The records |

+===+

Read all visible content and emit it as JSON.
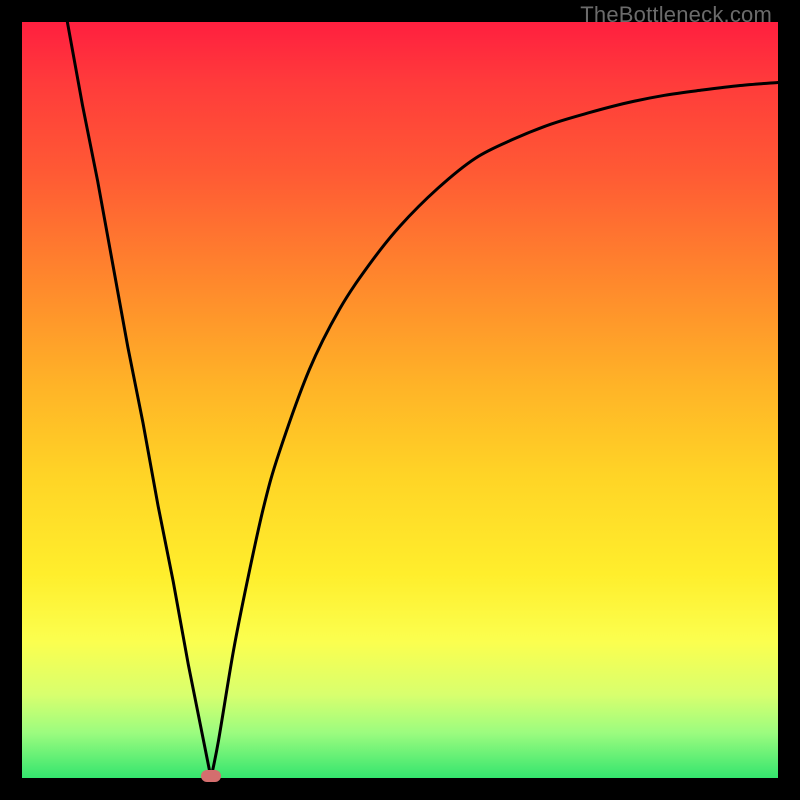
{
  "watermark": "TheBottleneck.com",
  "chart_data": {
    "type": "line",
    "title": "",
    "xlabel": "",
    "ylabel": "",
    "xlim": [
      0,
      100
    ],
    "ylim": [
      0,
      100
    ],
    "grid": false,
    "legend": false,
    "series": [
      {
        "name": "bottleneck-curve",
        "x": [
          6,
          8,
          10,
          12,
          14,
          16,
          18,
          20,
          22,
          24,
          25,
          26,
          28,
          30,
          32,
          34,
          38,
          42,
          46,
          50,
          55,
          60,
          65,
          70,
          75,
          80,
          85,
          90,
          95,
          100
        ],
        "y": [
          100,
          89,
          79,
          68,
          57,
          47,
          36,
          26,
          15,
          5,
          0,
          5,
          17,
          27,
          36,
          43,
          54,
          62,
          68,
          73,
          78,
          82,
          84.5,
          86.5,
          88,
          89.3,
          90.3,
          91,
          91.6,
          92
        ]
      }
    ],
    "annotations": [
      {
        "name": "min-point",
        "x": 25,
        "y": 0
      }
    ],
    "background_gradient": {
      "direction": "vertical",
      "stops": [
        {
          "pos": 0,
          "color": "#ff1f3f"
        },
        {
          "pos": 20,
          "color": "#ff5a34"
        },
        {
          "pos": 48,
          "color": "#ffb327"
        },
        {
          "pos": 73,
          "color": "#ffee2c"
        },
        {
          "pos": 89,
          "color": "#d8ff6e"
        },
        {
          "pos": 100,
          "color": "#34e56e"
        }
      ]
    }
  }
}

+===+

Exercise | Repeat all of the entries word for word, but omit the pictures.

Task solution |
Read all visible content and emit it as JSON.
{
  "watermark": "TheBottleneck.com",
  "chart_data": {
    "type": "line",
    "title": "",
    "xlabel": "",
    "ylabel": "",
    "xlim": [
      0,
      100
    ],
    "ylim": [
      0,
      100
    ],
    "grid": false,
    "legend": false,
    "series": [
      {
        "name": "bottleneck-curve",
        "x": [
          6,
          8,
          10,
          12,
          14,
          16,
          18,
          20,
          22,
          24,
          25,
          26,
          28,
          30,
          32,
          34,
          38,
          42,
          46,
          50,
          55,
          60,
          65,
          70,
          75,
          80,
          85,
          90,
          95,
          100
        ],
        "y": [
          100,
          89,
          79,
          68,
          57,
          47,
          36,
          26,
          15,
          5,
          0,
          5,
          17,
          27,
          36,
          43,
          54,
          62,
          68,
          73,
          78,
          82,
          84.5,
          86.5,
          88,
          89.3,
          90.3,
          91,
          91.6,
          92
        ]
      }
    ],
    "annotations": [
      {
        "name": "min-point",
        "x": 25,
        "y": 0
      }
    ],
    "background_gradient": {
      "direction": "vertical",
      "stops": [
        {
          "pos": 0,
          "color": "#ff1f3f"
        },
        {
          "pos": 20,
          "color": "#ff5a34"
        },
        {
          "pos": 48,
          "color": "#ffb327"
        },
        {
          "pos": 73,
          "color": "#ffee2c"
        },
        {
          "pos": 89,
          "color": "#d8ff6e"
        },
        {
          "pos": 100,
          "color": "#34e56e"
        }
      ]
    }
  }
}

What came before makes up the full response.